--- Begin MATERIAL PROVIDED ---
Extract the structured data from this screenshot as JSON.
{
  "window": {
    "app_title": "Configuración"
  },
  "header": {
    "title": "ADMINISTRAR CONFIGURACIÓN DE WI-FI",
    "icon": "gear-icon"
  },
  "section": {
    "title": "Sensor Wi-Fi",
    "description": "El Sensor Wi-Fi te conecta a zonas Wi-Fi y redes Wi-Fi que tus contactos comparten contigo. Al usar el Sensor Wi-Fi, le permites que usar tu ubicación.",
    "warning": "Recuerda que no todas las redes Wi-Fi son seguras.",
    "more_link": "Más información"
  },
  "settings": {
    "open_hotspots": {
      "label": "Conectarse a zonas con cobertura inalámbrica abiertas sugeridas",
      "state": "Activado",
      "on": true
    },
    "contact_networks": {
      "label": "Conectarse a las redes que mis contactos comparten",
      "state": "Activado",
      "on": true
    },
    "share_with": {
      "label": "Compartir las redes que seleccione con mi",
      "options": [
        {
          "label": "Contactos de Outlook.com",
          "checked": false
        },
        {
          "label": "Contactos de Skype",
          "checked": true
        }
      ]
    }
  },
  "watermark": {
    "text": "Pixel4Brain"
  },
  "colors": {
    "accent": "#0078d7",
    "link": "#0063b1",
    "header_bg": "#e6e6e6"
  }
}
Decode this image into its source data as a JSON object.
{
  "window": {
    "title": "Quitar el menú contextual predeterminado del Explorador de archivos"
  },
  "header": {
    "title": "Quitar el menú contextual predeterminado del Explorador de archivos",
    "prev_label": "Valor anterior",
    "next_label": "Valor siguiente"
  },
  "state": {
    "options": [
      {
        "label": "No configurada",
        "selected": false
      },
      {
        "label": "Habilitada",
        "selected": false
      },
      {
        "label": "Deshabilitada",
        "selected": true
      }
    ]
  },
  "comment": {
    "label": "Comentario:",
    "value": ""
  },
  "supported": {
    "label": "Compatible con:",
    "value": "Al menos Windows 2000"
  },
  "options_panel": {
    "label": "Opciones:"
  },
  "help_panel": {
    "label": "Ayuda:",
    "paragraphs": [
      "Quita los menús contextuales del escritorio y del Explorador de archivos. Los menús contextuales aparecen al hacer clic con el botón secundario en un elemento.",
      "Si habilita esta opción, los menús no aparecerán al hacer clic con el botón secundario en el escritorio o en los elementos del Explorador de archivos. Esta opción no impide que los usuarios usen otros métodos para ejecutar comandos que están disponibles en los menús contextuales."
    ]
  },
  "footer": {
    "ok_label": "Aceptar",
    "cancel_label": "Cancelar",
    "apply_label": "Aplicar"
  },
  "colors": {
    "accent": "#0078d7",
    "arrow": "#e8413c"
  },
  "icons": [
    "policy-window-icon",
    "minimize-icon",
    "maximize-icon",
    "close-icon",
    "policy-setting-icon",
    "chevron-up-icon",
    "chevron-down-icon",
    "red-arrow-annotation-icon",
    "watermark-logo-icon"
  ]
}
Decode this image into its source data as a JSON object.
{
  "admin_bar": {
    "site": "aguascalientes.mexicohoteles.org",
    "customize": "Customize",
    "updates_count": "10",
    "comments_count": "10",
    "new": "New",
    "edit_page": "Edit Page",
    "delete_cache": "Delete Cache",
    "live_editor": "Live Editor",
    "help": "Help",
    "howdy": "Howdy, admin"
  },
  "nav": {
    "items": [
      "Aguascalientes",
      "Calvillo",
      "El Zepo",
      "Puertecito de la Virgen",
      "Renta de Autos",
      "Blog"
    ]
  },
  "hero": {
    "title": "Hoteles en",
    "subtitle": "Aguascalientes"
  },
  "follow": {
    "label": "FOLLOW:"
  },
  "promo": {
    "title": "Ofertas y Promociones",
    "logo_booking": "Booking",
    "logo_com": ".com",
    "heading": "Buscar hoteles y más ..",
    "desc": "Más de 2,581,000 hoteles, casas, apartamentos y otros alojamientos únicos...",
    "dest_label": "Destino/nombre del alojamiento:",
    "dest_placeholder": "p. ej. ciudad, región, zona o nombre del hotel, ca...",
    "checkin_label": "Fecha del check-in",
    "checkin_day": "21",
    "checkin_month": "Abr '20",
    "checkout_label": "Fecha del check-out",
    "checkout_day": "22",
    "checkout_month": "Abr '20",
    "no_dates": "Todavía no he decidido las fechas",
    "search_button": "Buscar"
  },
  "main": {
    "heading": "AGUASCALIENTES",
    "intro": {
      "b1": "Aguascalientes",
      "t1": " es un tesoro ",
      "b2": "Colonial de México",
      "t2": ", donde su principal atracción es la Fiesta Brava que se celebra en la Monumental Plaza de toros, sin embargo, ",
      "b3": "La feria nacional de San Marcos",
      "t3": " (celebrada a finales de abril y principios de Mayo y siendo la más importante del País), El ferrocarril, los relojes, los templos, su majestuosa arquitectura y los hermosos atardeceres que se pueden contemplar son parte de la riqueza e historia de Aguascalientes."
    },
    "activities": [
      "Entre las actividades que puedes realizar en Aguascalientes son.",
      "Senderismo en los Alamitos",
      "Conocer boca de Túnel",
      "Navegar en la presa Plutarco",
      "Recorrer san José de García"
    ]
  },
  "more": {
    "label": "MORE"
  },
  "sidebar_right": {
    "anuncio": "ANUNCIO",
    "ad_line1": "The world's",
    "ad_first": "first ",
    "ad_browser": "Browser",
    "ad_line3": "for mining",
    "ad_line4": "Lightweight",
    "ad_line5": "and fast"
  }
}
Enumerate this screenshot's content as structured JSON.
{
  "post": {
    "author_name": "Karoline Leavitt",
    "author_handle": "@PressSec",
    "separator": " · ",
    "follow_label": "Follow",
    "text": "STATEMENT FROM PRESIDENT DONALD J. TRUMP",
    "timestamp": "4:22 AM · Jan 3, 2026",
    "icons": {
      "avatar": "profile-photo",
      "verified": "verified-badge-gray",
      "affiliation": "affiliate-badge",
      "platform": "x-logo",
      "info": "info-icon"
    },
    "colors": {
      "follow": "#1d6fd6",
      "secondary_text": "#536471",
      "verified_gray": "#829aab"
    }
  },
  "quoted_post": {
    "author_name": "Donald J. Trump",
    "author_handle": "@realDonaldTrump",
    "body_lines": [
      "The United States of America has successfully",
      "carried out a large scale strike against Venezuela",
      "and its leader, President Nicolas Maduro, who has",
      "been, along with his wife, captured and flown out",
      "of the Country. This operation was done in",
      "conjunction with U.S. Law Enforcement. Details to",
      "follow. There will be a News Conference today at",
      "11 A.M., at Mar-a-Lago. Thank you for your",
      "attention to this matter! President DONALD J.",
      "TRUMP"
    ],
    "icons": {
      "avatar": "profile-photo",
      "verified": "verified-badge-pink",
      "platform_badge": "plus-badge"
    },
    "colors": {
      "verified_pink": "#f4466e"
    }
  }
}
--- End MATERIAL PROVIDED ---
SHORT EXERCISE » Produce an exact copy of every entry above.

ANSWER BELOW »
Extract the structured data from this screenshot as JSON.
{
  "window": {
    "app_title": "Configuración"
  },
  "header": {
    "title": "ADMINISTRAR CONFIGURACIÓN DE WI-FI",
    "icon": "gear-icon"
  },
  "section": {
    "title": "Sensor Wi-Fi",
    "description": "El Sensor Wi-Fi te conecta a zonas Wi-Fi y redes Wi-Fi que tus contactos comparten contigo. Al usar el Sensor Wi-Fi, le permites que usar tu ubicación.",
    "warning": "Recuerda que no todas las redes Wi-Fi son seguras.",
    "more_link": "Más información"
  },
  "settings": {
    "open_hotspots": {
      "label": "Conectarse a zonas con cobertura inalámbrica abiertas sugeridas",
      "state": "Activado",
      "on": true
    },
    "contact_networks": {
      "label": "Conectarse a las redes que mis contactos comparten",
      "state": "Activado",
      "on": true
    },
    "share_with": {
      "label": "Compartir las redes que seleccione con mi",
      "options": [
        {
          "label": "Contactos de Outlook.com",
          "checked": false
        },
        {
          "label": "Contactos de Skype",
          "checked": true
        }
      ]
    }
  },
  "watermark": {
    "text": "Pixel4Brain"
  },
  "colors": {
    "accent": "#0078d7",
    "link": "#0063b1",
    "header_bg": "#e6e6e6"
  }
}
Decode this image into its source data as a JSON object.
{
  "window": {
    "title": "Quitar el menú contextual predeterminado del Explorador de archivos"
  },
  "header": {
    "title": "Quitar el menú contextual predeterminado del Explorador de archivos",
    "prev_label": "Valor anterior",
    "next_label": "Valor siguiente"
  },
  "state": {
    "options": [
      {
        "label": "No configurada",
        "selected": false
      },
      {
        "label": "Habilitada",
        "selected": false
      },
      {
        "label": "Deshabilitada",
        "selected": true
      }
    ]
  },
  "comment": {
    "label": "Comentario:",
    "value": ""
  },
  "supported": {
    "label": "Compatible con:",
    "value": "Al menos Windows 2000"
  },
  "options_panel": {
    "label": "Opciones:"
  },
  "help_panel": {
    "label": "Ayuda:",
    "paragraphs": [
      "Quita los menús contextuales del escritorio y del Explorador de archivos. Los menús contextuales aparecen al hacer clic con el botón secundario en un elemento.",
      "Si habilita esta opción, los menús no aparecerán al hacer clic con el botón secundario en el escritorio o en los elementos del Explorador de archivos. Esta opción no impide que los usuarios usen otros métodos para ejecutar comandos que están disponibles en los menús contextuales."
    ]
  },
  "footer": {
    "ok_label": "Aceptar",
    "cancel_label": "Cancelar",
    "apply_label": "Aplicar"
  },
  "colors": {
    "accent": "#0078d7",
    "arrow": "#e8413c"
  },
  "icons": [
    "policy-window-icon",
    "minimize-icon",
    "maximize-icon",
    "close-icon",
    "policy-setting-icon",
    "chevron-up-icon",
    "chevron-down-icon",
    "red-arrow-annotation-icon",
    "watermark-logo-icon"
  ]
}
Decode this image into its source data as a JSON object.
{
  "admin_bar": {
    "site": "aguascalientes.mexicohoteles.org",
    "customize": "Customize",
    "updates_count": "10",
    "comments_count": "10",
    "new": "New",
    "edit_page": "Edit Page",
    "delete_cache": "Delete Cache",
    "live_editor": "Live Editor",
    "help": "Help",
    "howdy": "Howdy, admin"
  },
  "nav": {
    "items": [
      "Aguascalientes",
      "Calvillo",
      "El Zepo",
      "Puertecito de la Virgen",
      "Renta de Autos",
      "Blog"
    ]
  },
  "hero": {
    "title": "Hoteles en",
    "subtitle": "Aguascalientes"
  },
  "follow": {
    "label": "FOLLOW:"
  },
  "promo": {
    "title": "Ofertas y Promociones",
    "logo_booking": "Booking",
    "logo_com": ".com",
    "heading": "Buscar hoteles y más ..",
    "desc": "Más de 2,581,000 hoteles, casas, apartamentos y otros alojamientos únicos...",
    "dest_label": "Destino/nombre del alojamiento:",
    "dest_placeholder": "p. ej. ciudad, región, zona o nombre del hotel, ca...",
    "checkin_label": "Fecha del check-in",
    "checkin_day": "21",
    "checkin_month": "Abr '20",
    "checkout_label": "Fecha del check-out",
    "checkout_day": "22",
    "checkout_month": "Abr '20",
    "no_dates": "Todavía no he decidido las fechas",
    "search_button": "Buscar"
  },
  "main": {
    "heading": "AGUASCALIENTES",
    "intro": {
      "b1": "Aguascalientes",
      "t1": " es un tesoro ",
      "b2": "Colonial de México",
      "t2": ", donde su principal atracción es la Fiesta Brava que se celebra en la Monumental Plaza de toros, sin embargo, ",
      "b3": "La feria nacional de San Marcos",
      "t3": " (celebrada a finales de abril y principios de Mayo y siendo la más importante del País), El ferrocarril, los relojes, los templos, su majestuosa arquitectura y los hermosos atardeceres que se pueden contemplar son parte de la riqueza e historia de Aguascalientes."
    },
    "activities": [
      "Entre las actividades que puedes realizar en Aguascalientes son.",
      "Senderismo en los Alamitos",
      "Conocer boca de Túnel",
      "Navegar en la presa Plutarco",
      "Recorrer san José de García"
    ]
  },
  "more": {
    "label": "MORE"
  },
  "sidebar_right": {
    "anuncio": "ANUNCIO",
    "ad_line1": "The world's",
    "ad_first": "first ",
    "ad_browser": "Browser",
    "ad_line3": "for mining",
    "ad_line4": "Lightweight",
    "ad_line5": "and fast"
  }
}
Enumerate this screenshot's content as structured JSON.
{
  "post": {
    "author_name": "Karoline Leavitt",
    "author_handle": "@PressSec",
    "separator": " · ",
    "follow_label": "Follow",
    "text": "STATEMENT FROM PRESIDENT DONALD J. TRUMP",
    "timestamp": "4:22 AM · Jan 3, 2026",
    "icons": {
      "avatar": "profile-photo",
      "verified": "verified-badge-gray",
      "affiliation": "affiliate-badge",
      "platform": "x-logo",
      "info": "info-icon"
    },
    "colors": {
      "follow": "#1d6fd6",
      "secondary_text": "#536471",
      "verified_gray": "#829aab"
    }
  },
  "quoted_post": {
    "author_name": "Donald J. Trump",
    "author_handle": "@realDonaldTrump",
    "body_lines": [
      "The United States of America has successfully",
      "carried out a large scale strike against Venezuela",
      "and its leader, President Nicolas Maduro, who has",
      "been, along with his wife, captured and flown out",
      "of the Country. This operation was done in",
      "conjunction with U.S. Law Enforcement. Details to",
      "follow. There will be a News Conference today at",
      "11 A.M., at Mar-a-Lago. Thank you for your",
      "attention to this matter! President DONALD J.",
      "TRUMP"
    ],
    "icons": {
      "avatar": "profile-photo",
      "verified": "verified-badge-pink",
      "platform_badge": "plus-badge"
    },
    "colors": {
      "verified_pink": "#f4466e"
    }
  }
}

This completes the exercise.